[Items from a figure collection]
###

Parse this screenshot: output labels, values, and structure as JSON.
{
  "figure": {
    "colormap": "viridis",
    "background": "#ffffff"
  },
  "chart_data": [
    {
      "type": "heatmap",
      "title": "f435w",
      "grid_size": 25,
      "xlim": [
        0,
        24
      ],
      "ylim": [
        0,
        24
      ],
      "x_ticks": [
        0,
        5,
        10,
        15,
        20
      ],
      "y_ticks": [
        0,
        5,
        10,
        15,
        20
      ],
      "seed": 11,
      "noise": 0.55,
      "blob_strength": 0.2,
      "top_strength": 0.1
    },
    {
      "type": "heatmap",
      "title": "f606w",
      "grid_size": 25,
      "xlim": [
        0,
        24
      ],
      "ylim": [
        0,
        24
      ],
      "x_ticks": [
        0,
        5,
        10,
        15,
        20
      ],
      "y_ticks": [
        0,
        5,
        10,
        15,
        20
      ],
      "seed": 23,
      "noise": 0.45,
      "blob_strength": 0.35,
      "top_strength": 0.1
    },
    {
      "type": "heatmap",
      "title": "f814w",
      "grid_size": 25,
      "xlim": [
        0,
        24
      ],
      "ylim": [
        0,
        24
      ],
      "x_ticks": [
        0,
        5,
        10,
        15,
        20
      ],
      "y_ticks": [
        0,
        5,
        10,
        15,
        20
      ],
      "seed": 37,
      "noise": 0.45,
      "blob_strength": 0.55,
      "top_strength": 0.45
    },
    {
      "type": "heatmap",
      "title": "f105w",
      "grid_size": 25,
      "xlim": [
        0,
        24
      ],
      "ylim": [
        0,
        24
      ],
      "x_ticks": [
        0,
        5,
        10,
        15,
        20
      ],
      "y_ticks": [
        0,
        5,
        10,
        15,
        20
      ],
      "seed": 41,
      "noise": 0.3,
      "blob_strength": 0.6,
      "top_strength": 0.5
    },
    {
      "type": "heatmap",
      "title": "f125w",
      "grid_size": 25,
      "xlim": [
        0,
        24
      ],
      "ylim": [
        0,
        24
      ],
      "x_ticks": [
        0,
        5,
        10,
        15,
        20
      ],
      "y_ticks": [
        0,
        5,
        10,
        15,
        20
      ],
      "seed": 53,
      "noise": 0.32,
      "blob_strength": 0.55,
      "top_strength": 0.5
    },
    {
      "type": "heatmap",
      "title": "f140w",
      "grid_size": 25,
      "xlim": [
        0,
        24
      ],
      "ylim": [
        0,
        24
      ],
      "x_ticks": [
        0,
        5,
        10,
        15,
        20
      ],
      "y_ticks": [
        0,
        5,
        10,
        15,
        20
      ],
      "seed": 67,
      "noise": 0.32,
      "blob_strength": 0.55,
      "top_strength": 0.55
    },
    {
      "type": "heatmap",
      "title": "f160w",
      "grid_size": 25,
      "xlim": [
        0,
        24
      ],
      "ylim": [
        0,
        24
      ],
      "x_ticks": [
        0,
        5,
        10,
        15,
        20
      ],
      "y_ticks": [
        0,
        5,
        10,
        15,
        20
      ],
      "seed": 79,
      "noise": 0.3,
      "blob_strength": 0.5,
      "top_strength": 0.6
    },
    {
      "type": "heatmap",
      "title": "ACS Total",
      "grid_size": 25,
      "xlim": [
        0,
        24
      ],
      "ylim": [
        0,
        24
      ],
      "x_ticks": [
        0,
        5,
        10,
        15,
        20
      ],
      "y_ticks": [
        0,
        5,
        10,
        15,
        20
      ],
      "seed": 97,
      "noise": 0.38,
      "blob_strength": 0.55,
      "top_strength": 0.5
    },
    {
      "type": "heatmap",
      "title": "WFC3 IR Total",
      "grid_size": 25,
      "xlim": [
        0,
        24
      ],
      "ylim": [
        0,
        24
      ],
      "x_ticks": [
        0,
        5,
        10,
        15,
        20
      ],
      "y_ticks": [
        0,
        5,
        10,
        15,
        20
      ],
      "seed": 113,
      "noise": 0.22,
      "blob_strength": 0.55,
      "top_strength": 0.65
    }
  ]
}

###

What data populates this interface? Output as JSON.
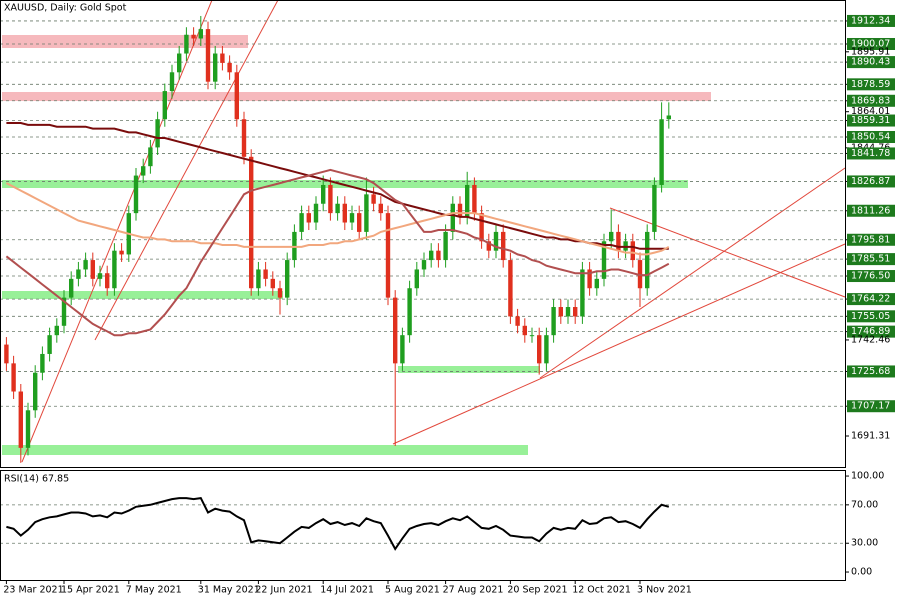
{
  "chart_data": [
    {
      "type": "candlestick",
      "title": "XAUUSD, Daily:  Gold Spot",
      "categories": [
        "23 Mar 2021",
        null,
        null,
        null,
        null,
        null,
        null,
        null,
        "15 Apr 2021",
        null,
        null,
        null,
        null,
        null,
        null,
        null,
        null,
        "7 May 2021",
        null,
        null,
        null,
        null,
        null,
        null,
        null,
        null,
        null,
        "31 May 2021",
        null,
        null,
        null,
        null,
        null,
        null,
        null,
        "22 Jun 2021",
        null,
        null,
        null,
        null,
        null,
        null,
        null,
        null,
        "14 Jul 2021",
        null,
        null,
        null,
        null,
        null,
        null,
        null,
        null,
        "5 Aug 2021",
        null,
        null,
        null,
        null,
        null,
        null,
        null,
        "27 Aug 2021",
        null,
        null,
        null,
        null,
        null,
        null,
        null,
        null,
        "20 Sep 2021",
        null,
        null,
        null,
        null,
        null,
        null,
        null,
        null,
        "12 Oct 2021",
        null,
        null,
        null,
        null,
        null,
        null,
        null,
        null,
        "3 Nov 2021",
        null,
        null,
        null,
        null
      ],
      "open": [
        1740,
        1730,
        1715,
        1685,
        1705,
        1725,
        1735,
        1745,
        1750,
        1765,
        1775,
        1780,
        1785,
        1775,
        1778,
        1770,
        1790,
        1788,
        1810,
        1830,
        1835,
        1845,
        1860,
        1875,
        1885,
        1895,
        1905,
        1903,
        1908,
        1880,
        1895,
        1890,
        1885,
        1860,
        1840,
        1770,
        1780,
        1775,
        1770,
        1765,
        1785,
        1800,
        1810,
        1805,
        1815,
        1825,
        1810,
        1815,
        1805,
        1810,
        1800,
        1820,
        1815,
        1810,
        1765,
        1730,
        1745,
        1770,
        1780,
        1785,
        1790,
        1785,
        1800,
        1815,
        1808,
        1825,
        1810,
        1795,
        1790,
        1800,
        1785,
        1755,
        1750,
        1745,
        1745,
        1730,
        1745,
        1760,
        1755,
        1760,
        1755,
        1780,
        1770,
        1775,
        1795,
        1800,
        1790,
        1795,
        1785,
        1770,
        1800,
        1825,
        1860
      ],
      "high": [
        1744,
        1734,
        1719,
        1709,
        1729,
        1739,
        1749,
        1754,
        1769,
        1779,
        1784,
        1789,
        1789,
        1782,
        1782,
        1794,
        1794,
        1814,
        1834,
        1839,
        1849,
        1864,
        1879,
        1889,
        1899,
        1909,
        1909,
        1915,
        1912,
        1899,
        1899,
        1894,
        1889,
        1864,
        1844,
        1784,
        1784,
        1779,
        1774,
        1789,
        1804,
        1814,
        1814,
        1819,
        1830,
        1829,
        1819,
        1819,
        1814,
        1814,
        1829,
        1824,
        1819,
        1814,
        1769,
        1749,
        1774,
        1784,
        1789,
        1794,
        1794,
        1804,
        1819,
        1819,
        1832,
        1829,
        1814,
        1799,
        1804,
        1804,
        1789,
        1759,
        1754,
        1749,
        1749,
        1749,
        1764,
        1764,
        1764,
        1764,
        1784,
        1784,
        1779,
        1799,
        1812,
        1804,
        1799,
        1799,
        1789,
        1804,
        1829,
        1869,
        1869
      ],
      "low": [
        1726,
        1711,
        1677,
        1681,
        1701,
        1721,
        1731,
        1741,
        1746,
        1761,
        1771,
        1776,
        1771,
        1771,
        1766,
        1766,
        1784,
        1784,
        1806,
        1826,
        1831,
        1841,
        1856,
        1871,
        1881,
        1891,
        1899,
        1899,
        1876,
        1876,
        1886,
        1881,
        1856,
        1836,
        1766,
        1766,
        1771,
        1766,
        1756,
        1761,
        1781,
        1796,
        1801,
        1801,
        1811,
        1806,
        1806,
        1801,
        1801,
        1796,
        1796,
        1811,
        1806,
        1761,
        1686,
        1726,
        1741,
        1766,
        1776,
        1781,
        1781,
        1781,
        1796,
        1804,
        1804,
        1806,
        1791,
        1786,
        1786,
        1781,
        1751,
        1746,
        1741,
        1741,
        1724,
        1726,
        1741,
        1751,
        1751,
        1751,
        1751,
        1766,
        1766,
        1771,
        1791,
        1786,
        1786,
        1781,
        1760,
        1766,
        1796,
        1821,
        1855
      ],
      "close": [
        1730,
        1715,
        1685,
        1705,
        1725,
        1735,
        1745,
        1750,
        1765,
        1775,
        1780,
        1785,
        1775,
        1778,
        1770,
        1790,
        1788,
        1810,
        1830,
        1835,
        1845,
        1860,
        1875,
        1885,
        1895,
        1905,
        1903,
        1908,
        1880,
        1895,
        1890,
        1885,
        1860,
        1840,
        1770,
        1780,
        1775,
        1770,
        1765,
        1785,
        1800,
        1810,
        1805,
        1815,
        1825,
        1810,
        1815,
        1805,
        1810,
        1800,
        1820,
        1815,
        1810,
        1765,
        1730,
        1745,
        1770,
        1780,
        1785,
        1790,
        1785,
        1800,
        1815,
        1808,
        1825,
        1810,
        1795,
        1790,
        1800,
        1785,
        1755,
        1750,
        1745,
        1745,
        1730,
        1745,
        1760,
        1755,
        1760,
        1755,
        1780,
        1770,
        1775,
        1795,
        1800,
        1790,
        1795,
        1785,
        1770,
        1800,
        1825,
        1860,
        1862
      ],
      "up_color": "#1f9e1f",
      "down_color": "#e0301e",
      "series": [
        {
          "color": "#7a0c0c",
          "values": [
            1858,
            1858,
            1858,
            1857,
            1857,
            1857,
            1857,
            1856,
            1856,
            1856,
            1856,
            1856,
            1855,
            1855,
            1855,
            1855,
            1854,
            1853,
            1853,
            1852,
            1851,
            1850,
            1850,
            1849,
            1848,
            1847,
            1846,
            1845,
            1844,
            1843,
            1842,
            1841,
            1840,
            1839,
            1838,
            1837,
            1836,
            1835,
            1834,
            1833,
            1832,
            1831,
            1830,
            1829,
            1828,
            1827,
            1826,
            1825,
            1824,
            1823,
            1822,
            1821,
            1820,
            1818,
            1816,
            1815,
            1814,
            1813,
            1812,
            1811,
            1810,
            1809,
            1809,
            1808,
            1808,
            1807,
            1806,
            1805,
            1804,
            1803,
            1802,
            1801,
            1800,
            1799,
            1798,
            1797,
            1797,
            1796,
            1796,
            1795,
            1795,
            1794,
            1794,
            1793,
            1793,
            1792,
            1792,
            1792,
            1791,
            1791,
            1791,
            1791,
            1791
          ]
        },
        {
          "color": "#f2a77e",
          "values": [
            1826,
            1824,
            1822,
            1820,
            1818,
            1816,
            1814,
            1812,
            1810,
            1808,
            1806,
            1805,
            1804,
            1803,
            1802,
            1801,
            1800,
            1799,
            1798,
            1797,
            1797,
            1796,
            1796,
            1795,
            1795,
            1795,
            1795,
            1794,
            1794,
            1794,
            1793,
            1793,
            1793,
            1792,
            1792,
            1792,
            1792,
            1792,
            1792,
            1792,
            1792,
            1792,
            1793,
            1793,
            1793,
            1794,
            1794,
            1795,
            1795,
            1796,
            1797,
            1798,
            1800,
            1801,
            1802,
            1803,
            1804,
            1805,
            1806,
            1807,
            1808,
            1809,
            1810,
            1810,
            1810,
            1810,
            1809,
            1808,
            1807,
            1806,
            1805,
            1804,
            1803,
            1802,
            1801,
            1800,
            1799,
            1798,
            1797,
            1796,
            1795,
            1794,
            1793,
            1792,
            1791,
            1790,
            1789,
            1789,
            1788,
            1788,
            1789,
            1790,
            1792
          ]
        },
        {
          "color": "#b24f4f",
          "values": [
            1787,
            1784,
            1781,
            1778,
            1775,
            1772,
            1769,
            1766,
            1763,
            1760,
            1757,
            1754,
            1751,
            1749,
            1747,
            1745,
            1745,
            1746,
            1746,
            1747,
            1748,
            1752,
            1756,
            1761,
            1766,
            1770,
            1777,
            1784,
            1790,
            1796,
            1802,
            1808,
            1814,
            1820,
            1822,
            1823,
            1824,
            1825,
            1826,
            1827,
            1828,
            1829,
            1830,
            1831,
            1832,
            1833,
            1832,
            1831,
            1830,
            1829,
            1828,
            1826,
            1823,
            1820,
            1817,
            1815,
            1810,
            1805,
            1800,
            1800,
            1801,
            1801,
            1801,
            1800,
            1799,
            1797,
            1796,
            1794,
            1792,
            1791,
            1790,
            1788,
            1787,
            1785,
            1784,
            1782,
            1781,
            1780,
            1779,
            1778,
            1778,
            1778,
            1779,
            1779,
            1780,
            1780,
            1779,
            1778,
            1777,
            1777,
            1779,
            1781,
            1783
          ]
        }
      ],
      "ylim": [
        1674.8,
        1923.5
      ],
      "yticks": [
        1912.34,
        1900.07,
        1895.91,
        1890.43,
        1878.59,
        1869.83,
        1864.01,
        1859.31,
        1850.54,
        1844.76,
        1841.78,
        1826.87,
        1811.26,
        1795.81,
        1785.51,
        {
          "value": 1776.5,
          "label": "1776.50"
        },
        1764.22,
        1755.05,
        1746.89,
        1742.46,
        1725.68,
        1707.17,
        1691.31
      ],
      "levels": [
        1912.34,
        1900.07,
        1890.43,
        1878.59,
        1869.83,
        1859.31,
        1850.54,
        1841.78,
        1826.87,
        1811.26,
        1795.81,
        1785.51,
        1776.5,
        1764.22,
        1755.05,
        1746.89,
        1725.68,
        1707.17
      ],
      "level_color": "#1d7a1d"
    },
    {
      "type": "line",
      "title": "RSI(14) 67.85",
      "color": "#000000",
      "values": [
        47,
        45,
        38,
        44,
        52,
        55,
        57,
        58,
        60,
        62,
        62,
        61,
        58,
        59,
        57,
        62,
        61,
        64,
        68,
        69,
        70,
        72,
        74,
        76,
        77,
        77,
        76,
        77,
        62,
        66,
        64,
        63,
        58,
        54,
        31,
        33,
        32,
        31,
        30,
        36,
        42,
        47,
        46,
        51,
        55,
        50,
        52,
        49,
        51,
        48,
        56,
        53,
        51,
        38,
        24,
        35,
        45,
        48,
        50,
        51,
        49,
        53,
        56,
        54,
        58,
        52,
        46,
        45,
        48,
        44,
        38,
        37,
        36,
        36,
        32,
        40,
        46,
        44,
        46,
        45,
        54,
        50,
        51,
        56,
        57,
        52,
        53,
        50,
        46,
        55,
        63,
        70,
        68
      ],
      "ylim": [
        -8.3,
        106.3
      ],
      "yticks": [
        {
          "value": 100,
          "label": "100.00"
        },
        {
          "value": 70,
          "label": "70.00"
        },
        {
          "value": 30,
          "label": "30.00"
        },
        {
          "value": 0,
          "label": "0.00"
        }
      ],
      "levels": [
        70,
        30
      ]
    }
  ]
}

###

DO THIS |
Read the data above and count the lines that include "seed". Answer only with the count.

RESULT OF THE TASK |
9